• SUPPLIED DATA:
#####
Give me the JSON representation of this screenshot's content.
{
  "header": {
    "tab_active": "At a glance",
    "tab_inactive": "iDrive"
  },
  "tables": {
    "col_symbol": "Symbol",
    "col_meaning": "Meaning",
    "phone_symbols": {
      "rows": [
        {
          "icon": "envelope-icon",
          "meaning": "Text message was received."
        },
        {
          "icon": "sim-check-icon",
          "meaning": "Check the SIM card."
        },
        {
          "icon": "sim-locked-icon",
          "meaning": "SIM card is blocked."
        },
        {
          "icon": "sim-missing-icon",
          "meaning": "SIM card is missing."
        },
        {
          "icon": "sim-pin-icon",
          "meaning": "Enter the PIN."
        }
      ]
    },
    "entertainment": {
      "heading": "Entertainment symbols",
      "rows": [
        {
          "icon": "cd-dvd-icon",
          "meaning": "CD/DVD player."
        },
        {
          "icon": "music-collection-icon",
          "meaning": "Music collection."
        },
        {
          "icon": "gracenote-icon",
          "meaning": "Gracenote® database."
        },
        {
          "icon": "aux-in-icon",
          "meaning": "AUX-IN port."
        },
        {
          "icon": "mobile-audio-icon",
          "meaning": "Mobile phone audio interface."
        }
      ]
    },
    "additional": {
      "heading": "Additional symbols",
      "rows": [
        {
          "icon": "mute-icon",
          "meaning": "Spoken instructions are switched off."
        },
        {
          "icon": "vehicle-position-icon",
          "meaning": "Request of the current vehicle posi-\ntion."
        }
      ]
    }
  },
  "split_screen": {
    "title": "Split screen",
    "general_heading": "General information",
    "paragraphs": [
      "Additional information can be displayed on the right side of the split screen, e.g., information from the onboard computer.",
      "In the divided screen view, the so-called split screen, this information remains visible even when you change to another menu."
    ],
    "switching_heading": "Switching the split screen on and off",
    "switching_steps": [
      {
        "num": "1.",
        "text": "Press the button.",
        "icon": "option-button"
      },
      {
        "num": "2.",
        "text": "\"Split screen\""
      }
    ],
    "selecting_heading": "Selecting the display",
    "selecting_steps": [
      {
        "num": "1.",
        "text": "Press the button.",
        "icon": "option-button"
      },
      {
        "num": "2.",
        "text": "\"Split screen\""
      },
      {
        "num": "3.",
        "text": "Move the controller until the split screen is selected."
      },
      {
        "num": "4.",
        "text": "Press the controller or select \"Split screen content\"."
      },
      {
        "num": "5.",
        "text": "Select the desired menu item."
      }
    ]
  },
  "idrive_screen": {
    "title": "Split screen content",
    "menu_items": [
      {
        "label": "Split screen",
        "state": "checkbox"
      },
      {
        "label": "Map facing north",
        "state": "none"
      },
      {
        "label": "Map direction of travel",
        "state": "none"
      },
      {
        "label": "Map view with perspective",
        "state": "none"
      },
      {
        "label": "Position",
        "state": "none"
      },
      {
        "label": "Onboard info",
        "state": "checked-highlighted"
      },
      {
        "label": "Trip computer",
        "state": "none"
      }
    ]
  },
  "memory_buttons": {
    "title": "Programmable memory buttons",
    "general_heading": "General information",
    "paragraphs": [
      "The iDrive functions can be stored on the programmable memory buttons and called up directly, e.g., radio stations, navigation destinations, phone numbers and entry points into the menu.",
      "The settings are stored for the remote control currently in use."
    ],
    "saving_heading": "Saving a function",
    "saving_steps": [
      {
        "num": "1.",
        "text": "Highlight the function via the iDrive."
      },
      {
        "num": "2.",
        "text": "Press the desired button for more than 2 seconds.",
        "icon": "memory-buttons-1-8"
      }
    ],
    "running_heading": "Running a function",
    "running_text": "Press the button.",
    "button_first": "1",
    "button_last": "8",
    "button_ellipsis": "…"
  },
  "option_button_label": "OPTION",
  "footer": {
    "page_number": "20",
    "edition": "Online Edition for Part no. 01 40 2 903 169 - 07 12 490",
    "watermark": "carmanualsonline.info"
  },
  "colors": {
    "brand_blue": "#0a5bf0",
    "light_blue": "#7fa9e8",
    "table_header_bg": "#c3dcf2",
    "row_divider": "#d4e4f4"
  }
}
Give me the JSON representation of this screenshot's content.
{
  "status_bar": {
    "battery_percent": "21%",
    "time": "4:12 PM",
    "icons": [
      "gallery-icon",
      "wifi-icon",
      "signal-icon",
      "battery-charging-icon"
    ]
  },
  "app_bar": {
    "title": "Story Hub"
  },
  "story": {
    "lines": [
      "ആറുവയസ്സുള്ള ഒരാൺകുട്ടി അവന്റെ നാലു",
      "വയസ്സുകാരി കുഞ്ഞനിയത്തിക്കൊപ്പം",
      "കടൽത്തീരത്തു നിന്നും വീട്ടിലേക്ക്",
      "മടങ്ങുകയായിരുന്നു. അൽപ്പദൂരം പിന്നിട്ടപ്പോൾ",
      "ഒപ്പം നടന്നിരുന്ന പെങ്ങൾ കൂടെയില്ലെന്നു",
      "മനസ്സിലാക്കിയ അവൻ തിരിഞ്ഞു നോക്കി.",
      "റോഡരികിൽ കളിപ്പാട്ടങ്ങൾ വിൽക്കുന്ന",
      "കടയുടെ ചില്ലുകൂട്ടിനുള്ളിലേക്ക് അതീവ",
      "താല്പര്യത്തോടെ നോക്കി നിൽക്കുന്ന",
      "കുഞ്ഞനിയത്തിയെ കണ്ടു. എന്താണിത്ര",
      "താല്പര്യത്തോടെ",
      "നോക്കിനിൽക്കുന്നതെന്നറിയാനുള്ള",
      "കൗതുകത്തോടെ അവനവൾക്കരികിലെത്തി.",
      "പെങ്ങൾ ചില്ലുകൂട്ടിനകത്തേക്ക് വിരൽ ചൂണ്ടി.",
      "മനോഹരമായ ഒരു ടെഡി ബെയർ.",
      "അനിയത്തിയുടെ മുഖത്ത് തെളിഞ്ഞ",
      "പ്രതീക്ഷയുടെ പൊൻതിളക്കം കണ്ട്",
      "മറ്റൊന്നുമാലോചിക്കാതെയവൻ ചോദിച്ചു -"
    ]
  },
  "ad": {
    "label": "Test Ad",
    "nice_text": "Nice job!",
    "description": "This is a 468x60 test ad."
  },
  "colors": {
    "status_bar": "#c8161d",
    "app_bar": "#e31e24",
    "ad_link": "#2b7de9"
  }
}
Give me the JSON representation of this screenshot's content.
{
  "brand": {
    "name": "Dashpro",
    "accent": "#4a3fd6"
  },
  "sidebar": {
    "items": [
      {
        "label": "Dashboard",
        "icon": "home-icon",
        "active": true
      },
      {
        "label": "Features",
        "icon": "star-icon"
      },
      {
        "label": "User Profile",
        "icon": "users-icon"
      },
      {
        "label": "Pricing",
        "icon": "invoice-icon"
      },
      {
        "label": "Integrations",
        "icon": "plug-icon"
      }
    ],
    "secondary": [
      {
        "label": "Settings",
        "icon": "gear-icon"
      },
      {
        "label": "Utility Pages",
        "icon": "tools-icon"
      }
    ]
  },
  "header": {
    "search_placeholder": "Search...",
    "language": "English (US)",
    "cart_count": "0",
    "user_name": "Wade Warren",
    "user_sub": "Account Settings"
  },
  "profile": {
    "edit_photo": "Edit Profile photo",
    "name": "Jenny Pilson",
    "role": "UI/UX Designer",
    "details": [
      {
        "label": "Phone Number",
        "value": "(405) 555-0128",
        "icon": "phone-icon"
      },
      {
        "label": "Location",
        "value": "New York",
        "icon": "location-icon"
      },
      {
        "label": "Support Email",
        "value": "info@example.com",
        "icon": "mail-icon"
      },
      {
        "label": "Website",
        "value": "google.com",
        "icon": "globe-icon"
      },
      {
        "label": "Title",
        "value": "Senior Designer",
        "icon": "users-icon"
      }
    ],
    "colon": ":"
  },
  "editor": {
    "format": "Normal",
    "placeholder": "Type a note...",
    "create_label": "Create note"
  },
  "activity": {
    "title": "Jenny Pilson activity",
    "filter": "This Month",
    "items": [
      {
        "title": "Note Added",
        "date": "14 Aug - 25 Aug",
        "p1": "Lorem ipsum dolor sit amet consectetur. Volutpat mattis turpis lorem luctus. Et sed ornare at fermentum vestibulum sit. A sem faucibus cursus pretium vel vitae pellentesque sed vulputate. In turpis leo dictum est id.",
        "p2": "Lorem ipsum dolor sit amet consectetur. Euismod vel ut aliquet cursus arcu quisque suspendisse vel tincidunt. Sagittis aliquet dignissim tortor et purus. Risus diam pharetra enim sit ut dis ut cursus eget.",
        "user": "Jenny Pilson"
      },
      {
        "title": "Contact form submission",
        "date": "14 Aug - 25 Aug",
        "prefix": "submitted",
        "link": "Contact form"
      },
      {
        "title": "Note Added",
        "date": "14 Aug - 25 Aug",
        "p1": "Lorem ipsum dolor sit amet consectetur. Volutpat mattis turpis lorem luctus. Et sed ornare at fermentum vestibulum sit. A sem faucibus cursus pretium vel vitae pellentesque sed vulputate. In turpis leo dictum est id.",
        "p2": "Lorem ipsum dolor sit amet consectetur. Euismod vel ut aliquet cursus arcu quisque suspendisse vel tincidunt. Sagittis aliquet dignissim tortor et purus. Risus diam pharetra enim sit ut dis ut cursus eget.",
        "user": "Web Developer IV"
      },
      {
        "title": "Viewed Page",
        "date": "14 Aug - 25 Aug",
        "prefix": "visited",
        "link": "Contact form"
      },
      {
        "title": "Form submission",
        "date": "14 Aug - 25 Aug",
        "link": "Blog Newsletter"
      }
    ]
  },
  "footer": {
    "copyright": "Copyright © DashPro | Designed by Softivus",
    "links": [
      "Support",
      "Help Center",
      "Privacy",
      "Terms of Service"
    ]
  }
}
#####
• PROBLEM TO SOLVE:
Determine the count of lines in the data above with the string "desired" in them, and give that count alone.

• RESULT FOR THIS TASK:
2